SOURCE PASSAGE
▽

Once we give our road pieces a way to record what they're connected to, we'll need a way to join the pieces into a network of roads, i.e. to tell each piece what it's connected to. (Your roads will very likely have routes that connect back to themselves, like going around the block. Keep this in mind while you're designing -- be sure this case works!)

We'll also want to tell how the roads are laid out in our virtual world -- we'll need to define their sizes and shapes, and assign locations to them in our virtual world. The virtual world will need a two-dimensional coordinate system for specifying positions. Positions should be measured from some convenient origin (such as the bottom-left corner or center of the region). You should use real-world units of measurement for the various quantities. Positions and sizes should be measured in miles, or kilometers, or feet,... Times should be in hours, or minutes,... Speed should use appropriate distance per time units, and acceleration should use distance per time squared. Feel free to mix units if you want (e.g. feet for vehicle sizes, miles per hour for speed,...). You should use (roughly) realistic sizes, times, speeds,...

Your road pieces will need to know (or be able to find out) where they are. For instance, if you have a straight, rectangular lane, you could completely specify where it is by giving (say), the coordinates of three corners, or coordinates of the middle of its entrance and exit ends, along with a width. You can decide how to describe the positions of your road pieces.

(You'll want to have consistent positions for the exits of your pieces and the entrances of the other piece they're connected to, so think about what sort of position information for road pieces would make aligning exits and entrances simple. If two pieces are connected, do both of them have to know the position of the connection point? If they do, it's redundant information, and there's a risk that a mistake in your code could let the two copies become different.)

Vehicles

For simulating the flow of traffic, probably the most important thing about a car or other vehicle is how it's driven. So we'll include "driving style" in the behavior of our vehicles -- we'll pretend that the driver is part of the vehicle, or that our vehicles are robots that drive themselves.

We're interested in road congestion, so we want vehicles to take up space -- we'll need some information about their size.

You ought to control your vehicles the way you would drive a real car -- by accelerating and braking (which is just negative acceleration), rather than setting the speed directly. A non-zero acceleration will cause the speed to change over time -- a positive acceleration represents speeding up, and a negative acceleration represents braking. We may want to specify a maximum positive acceleration and a minimum negative acceleration. (This makes driving style issues a lot more interesting! It prevents the vehicle from coming to a dead halt without gradually slowing down, for instance. Think about what other behavior is realistic -- if the vehicle is slowing down due to braking, what happens when it gets to zero speed? Should it remain stopped, or should it start going backwards?)

In order to tell how far a vehicle will move over some time, besides the acceleration, we need to know how fast it's already going. You (probably) remember the equations for linear motion with a constant acceleration -- the distance traveled during a time interval, and the speed at the end of the interval, are given by:

distance_traveled = time * initial_speed + (.5) * acceleration * time².

△

MATERIAL FOR THIS TASK
▽

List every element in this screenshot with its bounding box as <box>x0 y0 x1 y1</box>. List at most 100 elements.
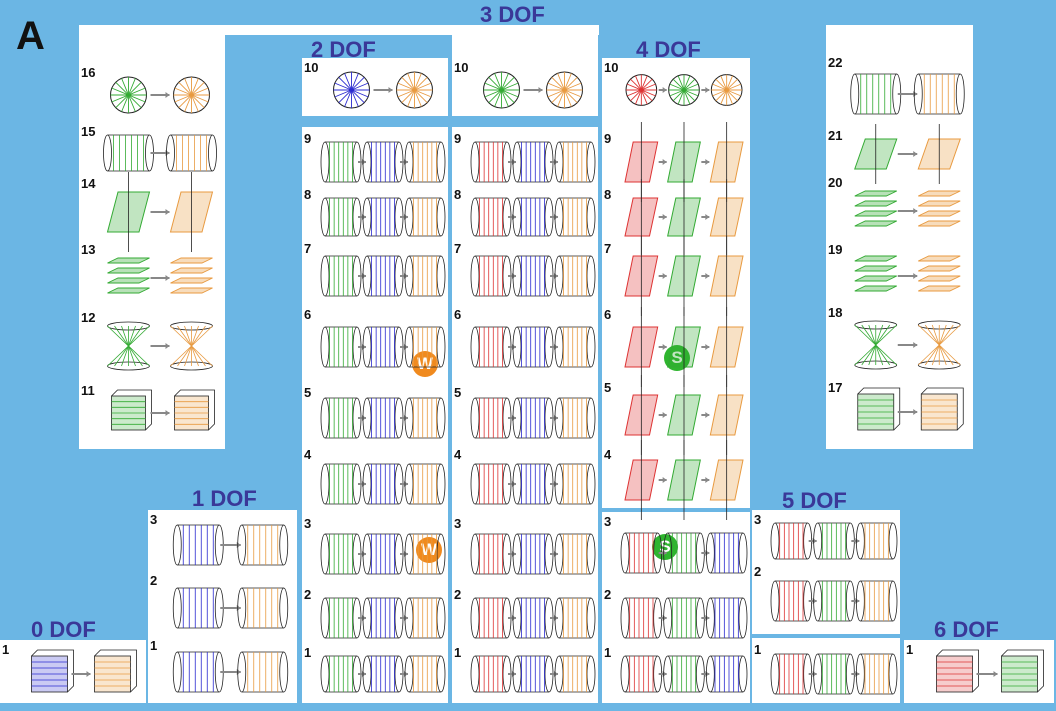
schematic-col-2dof-7-1 <box>362 255 404 297</box>
schematic-col-4dof-8-0 <box>624 179 659 255</box>
col-1dof-row-2 <box>172 587 289 629</box>
schematic-col-3dof-mid-8-2 <box>554 197 596 237</box>
schematic-col-2dof-3-0 <box>320 533 362 575</box>
schematic-col-0dof-1-1 <box>94 649 137 693</box>
schematic-col-2dof-top-10-0 <box>333 71 370 109</box>
col-2dof-row-3 <box>320 533 446 575</box>
row-label-col-4dof-bottom-2: 2 <box>604 587 612 602</box>
col-4dof-row-8 <box>624 179 744 255</box>
schematic-col-3dof-left-12-1 <box>170 321 213 371</box>
row-label-col-2dof-3: 3 <box>304 516 312 531</box>
row-label-col-3dof-mid-2: 2 <box>454 587 462 602</box>
schematic-col-5dof-2-0 <box>770 580 813 622</box>
schematic-col-5dof-3-1 <box>813 522 855 560</box>
col-2dof-row-9 <box>320 141 446 183</box>
col-5dof-row-3 <box>770 522 898 560</box>
row-label-col-2dof-4: 4 <box>304 447 312 462</box>
schematic-col-3dof-right-18-0 <box>854 320 898 370</box>
schematic-col-0dof-1-0 <box>31 649 74 693</box>
schematic-col-3dof-right-20-0 <box>854 190 897 227</box>
row-label-col-3dof-mid-7: 7 <box>454 241 462 256</box>
row-label-col-4dof-10: 10 <box>604 60 619 75</box>
schematic-col-6dof-1-0 <box>936 649 979 693</box>
col-4dof-row-9 <box>624 122 744 202</box>
col-3dof-mid-row-3 <box>470 533 596 575</box>
row-label-col-2dof-6: 6 <box>304 307 312 322</box>
schematic-col-3dof-mid-4-2 <box>554 463 596 505</box>
row-label-col-3dof-left-16: 16 <box>81 65 96 80</box>
schematic-col-2dof-6-2 <box>404 326 446 368</box>
row-label-col-4dof-bottom-1: 1 <box>604 645 612 660</box>
row-label-col-3dof-left-14: 14 <box>81 176 96 191</box>
schematic-col-4dof-10-2 <box>710 74 743 106</box>
schematic-col-4dof-6-1 <box>667 307 701 387</box>
header-2dof: 2 DOF <box>311 37 376 62</box>
schematic-col-3dof-mid-8-0 <box>470 197 512 237</box>
col-2dof-row-5 <box>320 397 446 439</box>
row-label-col-4dof-bottom-3: 3 <box>604 514 612 529</box>
schematic-col-2dof-7-0 <box>320 255 362 297</box>
col-4dof-row-7 <box>624 236 744 316</box>
schematic-col-2dof-4-1 <box>362 463 404 505</box>
schematic-col-3dof-right-19-0 <box>854 255 897 292</box>
row-label-col-2dof-7: 7 <box>304 241 312 256</box>
schematic-col-3dof-left-13-1 <box>170 257 213 294</box>
schematic-col-3dof-mid-3-0 <box>470 533 512 575</box>
schematic-col-4dof-bottom-2-2 <box>705 597 748 639</box>
schematic-col-5dof-1-2 <box>855 653 898 695</box>
schematic-col-2dof-2-2 <box>404 597 446 639</box>
schematic-col-3dof-left-16-1 <box>173 76 210 114</box>
col-3dof-left-row-14 <box>106 172 214 252</box>
row-label-col-2dof-9: 9 <box>304 131 312 146</box>
row-label-col-3dof-right-22: 22 <box>828 55 843 70</box>
schematic-col-3dof-mid-7-2 <box>554 255 596 297</box>
row-label-col-4dof-5: 5 <box>604 380 612 395</box>
schematic-col-2dof-4-2 <box>404 463 446 505</box>
col-3dof-mid-row-8 <box>470 197 596 237</box>
schematic-col-4dof-4-2 <box>709 440 744 520</box>
panel-label: A <box>16 14 45 58</box>
col-3dof-right-row-20 <box>854 190 961 227</box>
schematic-col-2dof-3-2 <box>404 533 446 575</box>
schematic-col-3dof-left-13-0 <box>107 257 150 294</box>
row-label-col-3dof-right-19: 19 <box>828 242 843 257</box>
schematic-col-3dof-mid-3-2 <box>554 533 596 575</box>
schematic-col-5dof-1-0 <box>770 653 813 695</box>
col-4dof-bottom-row-3 <box>620 532 748 574</box>
row-label-col-2dof-8: 8 <box>304 187 312 202</box>
schematic-col-2dof-1-2 <box>404 655 446 693</box>
col-3dof-left-row-11 <box>111 389 215 431</box>
panel-0dof <box>0 640 146 703</box>
schematic-col-3dof-mid-2-2 <box>554 597 596 639</box>
schematic-col-4dof-bottom-1-0 <box>620 655 663 693</box>
header-6dof: 6 DOF <box>934 617 999 642</box>
schematic-col-4dof-bottom-3-0 <box>620 532 663 574</box>
schematic-col-3dof-right-19-1 <box>918 255 961 292</box>
row-label-col-3dof-mid-4: 4 <box>454 447 462 462</box>
row-label-col-3dof-mid-top-10: 10 <box>454 60 469 75</box>
badge-w-row6: W <box>412 351 438 377</box>
schematic-col-2dof-6-0 <box>320 326 362 368</box>
schematic-col-6dof-1-1 <box>1001 649 1044 693</box>
schematic-col-2dof-8-0 <box>320 197 362 237</box>
schematic-col-1dof-3-0 <box>172 524 224 566</box>
schematic-col-4dof-bottom-1-1 <box>663 655 705 693</box>
panel-2dof-top <box>302 58 448 116</box>
row-label-col-6dof-1: 1 <box>906 642 914 657</box>
schematic-col-3dof-right-17-0 <box>857 387 901 431</box>
schematic-col-3dof-left-14-0 <box>106 172 151 252</box>
col-3dof-mid-row-1 <box>470 655 596 693</box>
schematic-col-4dof-bottom-1-2 <box>705 655 748 693</box>
schematic-col-3dof-mid-7-1 <box>512 255 554 297</box>
row-label-col-3dof-mid-5: 5 <box>454 385 462 400</box>
schematic-col-2dof-top-10-1 <box>396 71 433 109</box>
schematic-col-3dof-left-16-0 <box>110 76 147 114</box>
col-3dof-right-row-21 <box>854 124 961 184</box>
schematic-col-3dof-mid-4-0 <box>470 463 512 505</box>
row-label-col-3dof-mid-9: 9 <box>454 131 462 146</box>
schematic-col-3dof-left-15-0 <box>103 134 154 172</box>
schematic-col-5dof-3-0 <box>770 522 813 560</box>
row-label-col-0dof-1: 1 <box>2 642 10 657</box>
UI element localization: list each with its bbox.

△

TASK SET
A - In the traffic simulation passage, what does braking amount to?
B - Arrange the entries from the line with "schematic-col-2dof-7-1 <box>362 255" to the line with "schematic-col-3dof-right-20-0 <box>854 190" as a JSON list of strings, one string per line, including both of those lines and leaving out blank lines.

SOLUTIONS TO THE TASKS
A - Negative acceleration.

B -
[
  "schematic-col-2dof-7-1 <box>362 255 404 297</box>",
  "schematic-col-4dof-8-0 <box>624 179 659 255</box>",
  "col-1dof-row-2 <box>172 587 289 629</box>",
  "schematic-col-3dof-mid-8-2 <box>554 197 596 237</box>",
  "schematic-col-2dof-3-0 <box>320 533 362 575</box>",
  "schematic-col-0dof-1-1 <box>94 649 137 693</box>",
  "schematic-col-2dof-top-10-0 <box>333 71 370 109</box>",
  "col-2dof-row-3 <box>320 533 446 575</box>",
  "row-label-col-4dof-bottom-2: 2 <box>604 587 612 602</box>",
  "col-4dof-row-8 <box>624 179 744 255</box>",
  "schematic-col-3dof-left-12-1 <box>170 321 213 371</box>",
  "row-label-col-2dof-3: 3 <box>304 516 312 531</box>",
  "row-label-col-3dof-mid-2: 2 <box>454 587 462 602</box>",
  "schematic-col-5dof-2-0 <box>770 580 813 622</box>",
  "schematic-col-5dof-3-1 <box>813 522 855 560</box>",
  "col-2dof-row-9 <box>320 141 446 183</box>",
  "col-5dof-row-3 <box>770 522 898 560</box>",
  "row-label-col-2dof-4: 4 <box>304 447 312 462</box>",
  "schematic-col-3dof-right-18-0 <box>854 320 898 370</box>",
  "schematic-col-0dof-1-0 <box>31 649 74 693</box>",
  "schematic-col-3dof-right-20-0 <box>854 190 897 227</box>"
]